[Problem statement]: Render the material again word for word, skipping the pictures in it.

::::

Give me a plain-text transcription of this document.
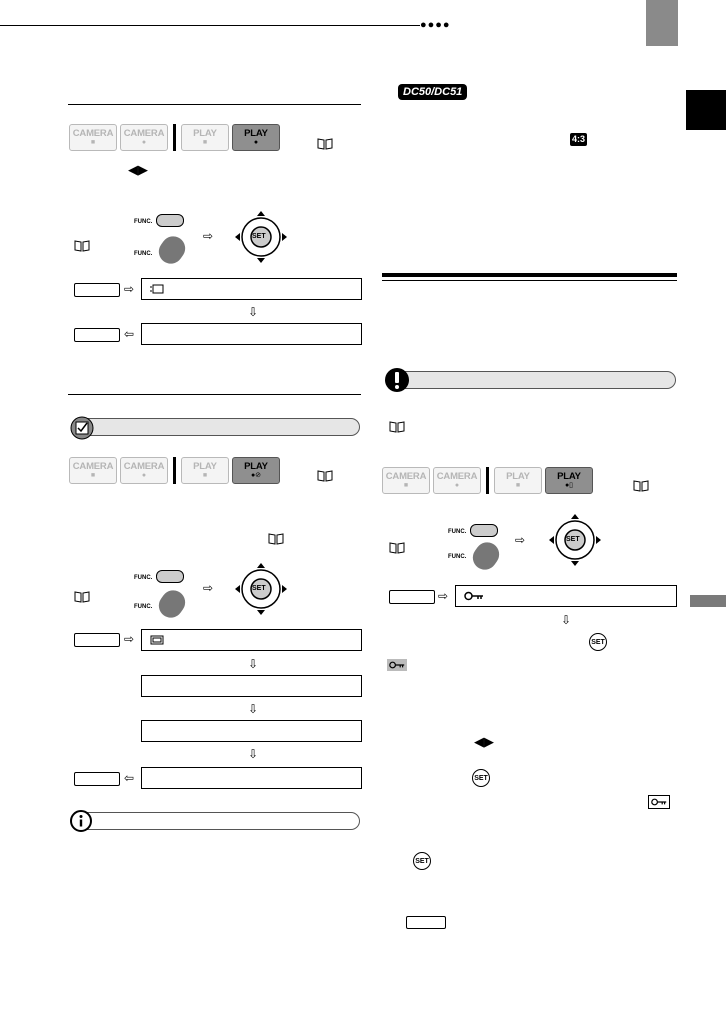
●●●●
CAMERA
■
CAMERA
●
PLAY
■
PLAY
●
◀▶
FUNC.
FUNC.
⇨	SET
⇨
⇩
⇦
CAMERA
■
CAMERA
●
PLAY
■
PLAY
●⊘
FUNC.
FUNC.
⇨	SET
⇨
⇩
⇩
⇩
⇦
DC50/DC51
4:3
CAMERA
■
CAMERA
●
PLAY
■
PLAY
●▯
FUNC.
FUNC.
⇨	SET
⇨
⇩
SET
◀▶
SET
SET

::::

[Solved problem]:
Give me a plain-text transcription of this document.
●●●●
CAMERA
■
CAMERA
●
PLAY
■
PLAY
●
◀▶
FUNC.
FUNC.
⇨	SET
⇨
⇩
⇦
CAMERA
■
CAMERA
●
PLAY
■
PLAY
●⊘
FUNC.
FUNC.
⇨	SET
⇨
⇩
⇩
⇩
⇦
DC50/DC51
4:3
CAMERA
■
CAMERA
●
PLAY
■
PLAY
●▯
FUNC.
FUNC.
⇨	SET
⇨
⇩
SET
◀▶
SET
SET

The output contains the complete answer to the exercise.